WHAT THE TASK ASKS
In the listing below, locate the lines that hold the string "JSON". Copy those lines.

ENTRIES SUPPLIED
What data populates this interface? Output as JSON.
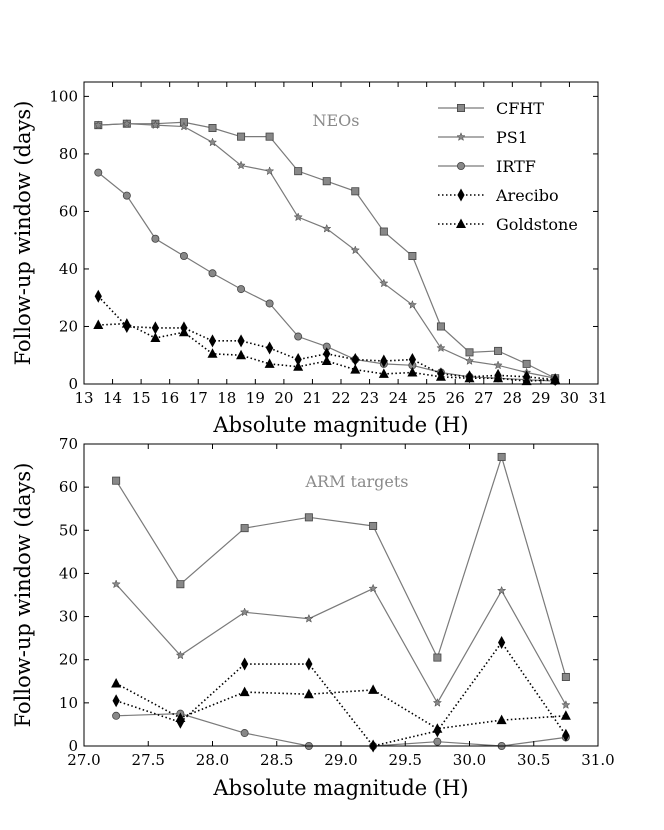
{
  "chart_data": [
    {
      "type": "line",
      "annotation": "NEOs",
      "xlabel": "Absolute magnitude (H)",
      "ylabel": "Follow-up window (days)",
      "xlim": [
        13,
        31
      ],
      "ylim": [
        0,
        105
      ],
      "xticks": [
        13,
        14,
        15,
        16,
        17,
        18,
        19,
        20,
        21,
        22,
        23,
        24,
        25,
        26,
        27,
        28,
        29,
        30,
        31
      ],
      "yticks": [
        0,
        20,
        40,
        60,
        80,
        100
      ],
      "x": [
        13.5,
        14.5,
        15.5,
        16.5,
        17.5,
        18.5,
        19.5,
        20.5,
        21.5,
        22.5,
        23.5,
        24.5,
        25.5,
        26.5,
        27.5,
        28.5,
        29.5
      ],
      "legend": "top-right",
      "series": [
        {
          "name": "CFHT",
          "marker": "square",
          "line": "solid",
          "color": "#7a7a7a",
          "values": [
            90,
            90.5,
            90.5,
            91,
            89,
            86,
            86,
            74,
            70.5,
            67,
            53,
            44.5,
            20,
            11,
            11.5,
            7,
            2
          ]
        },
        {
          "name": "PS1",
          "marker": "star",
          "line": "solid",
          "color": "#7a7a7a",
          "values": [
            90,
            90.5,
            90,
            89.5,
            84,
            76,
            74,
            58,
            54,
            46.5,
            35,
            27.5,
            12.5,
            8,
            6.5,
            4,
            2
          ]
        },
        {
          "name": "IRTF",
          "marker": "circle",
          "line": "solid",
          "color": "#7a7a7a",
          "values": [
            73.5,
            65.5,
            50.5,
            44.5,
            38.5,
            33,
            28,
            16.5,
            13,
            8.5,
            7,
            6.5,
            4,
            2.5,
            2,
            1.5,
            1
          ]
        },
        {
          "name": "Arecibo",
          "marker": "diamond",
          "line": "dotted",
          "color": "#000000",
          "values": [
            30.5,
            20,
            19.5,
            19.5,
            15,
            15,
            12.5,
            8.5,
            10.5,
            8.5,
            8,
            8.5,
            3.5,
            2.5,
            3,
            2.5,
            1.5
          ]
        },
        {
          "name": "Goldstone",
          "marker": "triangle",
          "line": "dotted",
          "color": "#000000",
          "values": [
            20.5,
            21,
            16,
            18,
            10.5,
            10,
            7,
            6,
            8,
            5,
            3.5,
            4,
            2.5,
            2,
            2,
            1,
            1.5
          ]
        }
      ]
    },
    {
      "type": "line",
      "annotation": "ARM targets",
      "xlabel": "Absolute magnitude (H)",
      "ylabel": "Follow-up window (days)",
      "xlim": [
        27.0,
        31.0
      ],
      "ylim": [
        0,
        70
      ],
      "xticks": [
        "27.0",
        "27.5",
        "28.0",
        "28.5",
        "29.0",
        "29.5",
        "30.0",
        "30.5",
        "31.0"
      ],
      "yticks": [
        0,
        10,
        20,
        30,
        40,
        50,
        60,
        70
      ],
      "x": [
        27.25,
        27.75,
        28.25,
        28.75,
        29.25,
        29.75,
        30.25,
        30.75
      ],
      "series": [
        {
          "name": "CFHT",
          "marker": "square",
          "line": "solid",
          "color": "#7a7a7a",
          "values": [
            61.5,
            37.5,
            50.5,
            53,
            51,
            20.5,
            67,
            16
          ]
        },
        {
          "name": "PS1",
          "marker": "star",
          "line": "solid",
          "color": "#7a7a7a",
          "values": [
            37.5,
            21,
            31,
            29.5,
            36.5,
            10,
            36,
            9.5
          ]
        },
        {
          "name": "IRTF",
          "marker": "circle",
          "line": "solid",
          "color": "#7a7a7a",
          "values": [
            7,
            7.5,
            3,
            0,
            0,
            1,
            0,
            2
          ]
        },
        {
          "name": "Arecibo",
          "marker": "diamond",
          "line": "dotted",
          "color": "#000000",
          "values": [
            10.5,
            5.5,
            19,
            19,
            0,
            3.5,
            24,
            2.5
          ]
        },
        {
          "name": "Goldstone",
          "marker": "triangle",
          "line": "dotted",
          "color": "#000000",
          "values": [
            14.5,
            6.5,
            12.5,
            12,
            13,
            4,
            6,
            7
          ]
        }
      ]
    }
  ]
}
* * *
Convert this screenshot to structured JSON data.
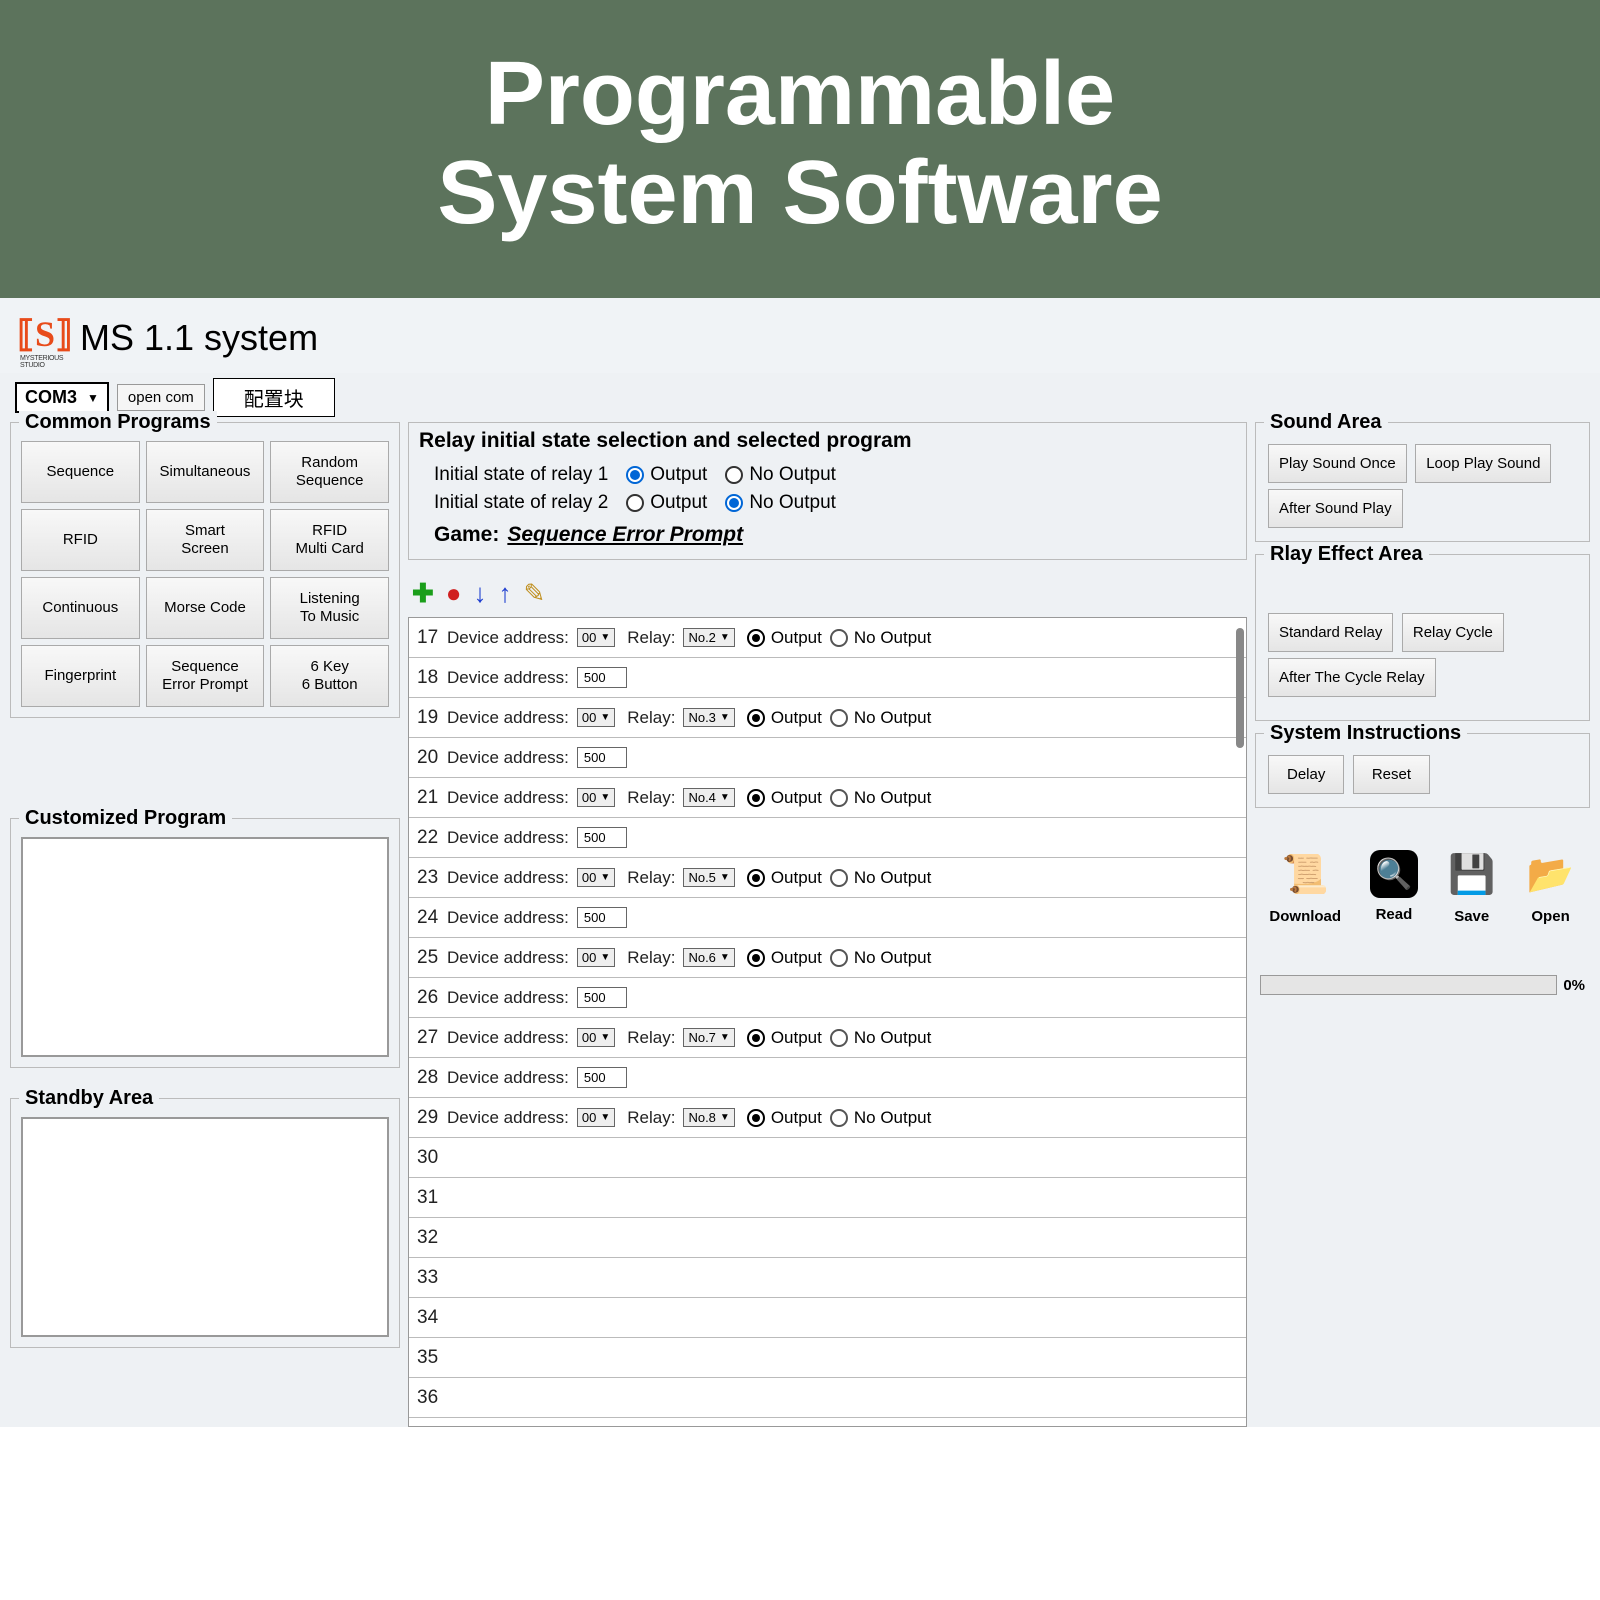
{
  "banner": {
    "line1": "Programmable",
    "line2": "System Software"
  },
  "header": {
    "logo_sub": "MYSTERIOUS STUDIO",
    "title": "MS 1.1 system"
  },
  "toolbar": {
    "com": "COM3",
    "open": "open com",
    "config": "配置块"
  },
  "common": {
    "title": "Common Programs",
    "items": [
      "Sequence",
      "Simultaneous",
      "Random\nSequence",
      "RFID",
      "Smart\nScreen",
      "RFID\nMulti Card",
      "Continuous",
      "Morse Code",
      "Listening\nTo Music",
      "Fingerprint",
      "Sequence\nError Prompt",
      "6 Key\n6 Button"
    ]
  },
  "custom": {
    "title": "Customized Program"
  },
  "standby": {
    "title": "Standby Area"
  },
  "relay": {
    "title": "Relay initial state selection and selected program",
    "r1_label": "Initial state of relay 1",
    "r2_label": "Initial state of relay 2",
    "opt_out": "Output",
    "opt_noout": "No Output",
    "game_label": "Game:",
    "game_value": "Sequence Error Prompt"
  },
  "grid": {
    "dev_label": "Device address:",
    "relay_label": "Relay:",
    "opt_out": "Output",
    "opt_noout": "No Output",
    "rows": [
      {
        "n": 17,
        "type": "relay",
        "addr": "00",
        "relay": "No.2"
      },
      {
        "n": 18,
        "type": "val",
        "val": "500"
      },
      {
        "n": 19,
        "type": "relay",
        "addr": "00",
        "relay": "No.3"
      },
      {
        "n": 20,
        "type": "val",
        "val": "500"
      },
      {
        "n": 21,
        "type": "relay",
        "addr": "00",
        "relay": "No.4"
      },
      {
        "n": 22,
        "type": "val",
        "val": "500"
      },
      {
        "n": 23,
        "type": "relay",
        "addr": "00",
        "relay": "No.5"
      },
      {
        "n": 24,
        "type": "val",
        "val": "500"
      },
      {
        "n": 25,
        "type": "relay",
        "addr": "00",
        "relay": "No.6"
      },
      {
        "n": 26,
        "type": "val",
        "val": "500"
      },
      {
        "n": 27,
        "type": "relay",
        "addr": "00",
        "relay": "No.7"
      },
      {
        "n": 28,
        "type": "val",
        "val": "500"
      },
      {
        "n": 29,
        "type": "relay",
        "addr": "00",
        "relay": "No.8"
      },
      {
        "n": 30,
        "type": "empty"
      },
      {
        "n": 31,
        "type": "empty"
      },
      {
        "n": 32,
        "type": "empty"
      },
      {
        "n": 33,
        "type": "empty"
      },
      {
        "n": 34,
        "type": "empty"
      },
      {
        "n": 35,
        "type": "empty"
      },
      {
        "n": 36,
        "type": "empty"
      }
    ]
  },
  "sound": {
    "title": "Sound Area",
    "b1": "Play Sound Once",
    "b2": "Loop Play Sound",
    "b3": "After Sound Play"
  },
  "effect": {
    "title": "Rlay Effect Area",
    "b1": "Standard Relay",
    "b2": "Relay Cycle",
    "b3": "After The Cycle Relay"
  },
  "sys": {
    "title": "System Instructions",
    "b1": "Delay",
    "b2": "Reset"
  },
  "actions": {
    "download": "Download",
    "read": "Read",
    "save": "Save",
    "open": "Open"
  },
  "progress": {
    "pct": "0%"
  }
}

FINAL RESULT
What data populates this interface? Output as JSON.
Convert this screenshot to structured JSON data.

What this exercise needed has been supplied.